(Recorded data)
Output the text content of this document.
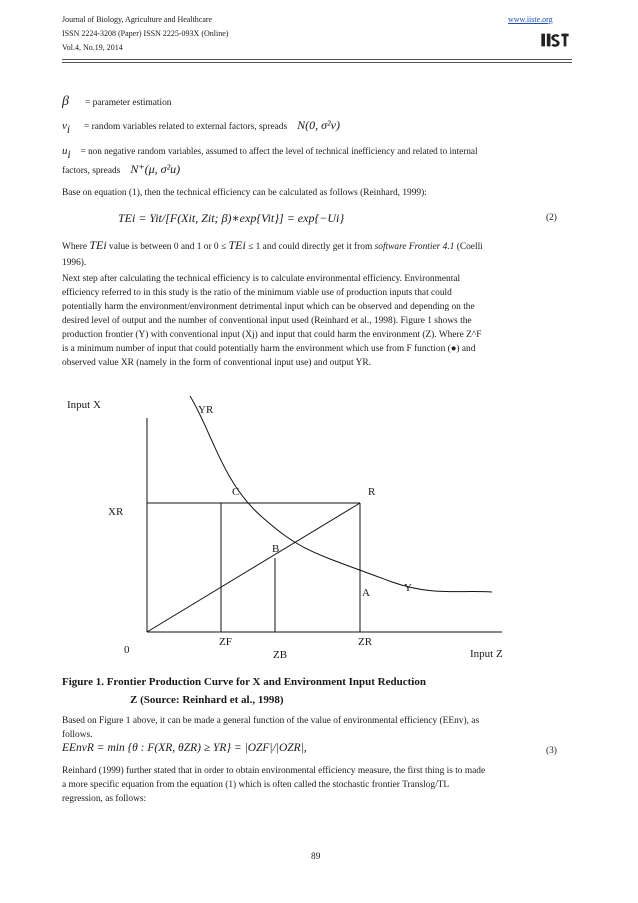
Journal of Biology, Agriculture and Healthcare
ISSN 2224-3208 (Paper) ISSN 2225-093X (Online)
Vol.4, No.19, 2014
www.iiste.org
β = parameter estimation
$v_i$ = random variables related to external factors, spreads N(0, σ²v)
$u_i$ = non negative random variables, assumed to affect the level of technical inefficiency and related to internal
factors, spreads N⁺(μ, σ²u)
Base on equation (1), then the technical efficiency can be calculated as follows (Reinhard, 1999):
TEi = Yit/[F(Xit, Zit; β)∗exp{Vit}] = exp{−Ui}	(2)
Where TEi value is between 0 and 1 or 0 ≤ TEi ≤ 1 and could directly get it from software Frontier 4.1 (Coelli
1996).
Next step after calculating the technical efficiency is to calculate environmental efficiency. Environmental
efficiency referred to in this study is the ratio of the minimum viable use of production inputs that could
potentially harm the environment/environment detrimental input which can be observed and depending on the
desired level of output and the number of conventional input used (Reinhard et al., 1998). Figure 1 shows the
production frontier (Y) with conventional input (Xj) and input that could harm the environment (Z). Where Z^F
is a minimum number of input that could potentially harm the environment which use from F function (●) and
observed value XR (namely in the form of conventional input use) and output YR.
Input X
Input Z
0
YR
Y
C	R
B
A
XR
ZF
ZB
ZR
Figure 1. Frontier Production Curve for X and Environment Input Reduction
Z (Source: Reinhard et al., 1998)
Based on Figure 1 above, it can be made a general function of the value of environmental efficiency (EEnv), as
follows.
EEnvR = min {θ : F(XR, θZR) ≥ YR} = |OZF|/|OZR|,	(3)
Reinhard (1999) further stated that in order to obtain environmental efficiency measure, the first thing is to made
a more specific equation from the equation (1) which is often called the stochastic frontier Translog/TL
regression, as follows:
89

▶ Exercise requirements: Write out the records above once more, word for word, with no pictures.

▶ Task solution:
Output the text content of this document.
Journal of Biology, Agriculture and Healthcare
ISSN 2224-3208 (Paper) ISSN 2225-093X (Online)
Vol.4, No.19, 2014
www.iiste.org
β = parameter estimation
$v_i$ = random variables related to external factors, spreads N(0, σ²v)
$u_i$ = non negative random variables, assumed to affect the level of technical inefficiency and related to internal
factors, spreads N⁺(μ, σ²u)
Base on equation (1), then the technical efficiency can be calculated as follows (Reinhard, 1999):
TEi = Yit/[F(Xit, Zit; β)∗exp{Vit}] = exp{−Ui}	(2)
Where TEi value is between 0 and 1 or 0 ≤ TEi ≤ 1 and could directly get it from software Frontier 4.1 (Coelli
1996).
Next step after calculating the technical efficiency is to calculate environmental efficiency. Environmental
efficiency referred to in this study is the ratio of the minimum viable use of production inputs that could
potentially harm the environment/environment detrimental input which can be observed and depending on the
desired level of output and the number of conventional input used (Reinhard et al., 1998). Figure 1 shows the
production frontier (Y) with conventional input (Xj) and input that could harm the environment (Z). Where Z^F
is a minimum number of input that could potentially harm the environment which use from F function (●) and
observed value XR (namely in the form of conventional input use) and output YR.
Input X
Input Z
0
YR
Y
C	R
B
A
XR
ZF
ZB
ZR
Figure 1. Frontier Production Curve for X and Environment Input Reduction
Z (Source: Reinhard et al., 1998)
Based on Figure 1 above, it can be made a general function of the value of environmental efficiency (EEnv), as
follows.
EEnvR = min {θ : F(XR, θZR) ≥ YR} = |OZF|/|OZR|,	(3)
Reinhard (1999) further stated that in order to obtain environmental efficiency measure, the first thing is to made
a more specific equation from the equation (1) which is often called the stochastic frontier Translog/TL
regression, as follows:
89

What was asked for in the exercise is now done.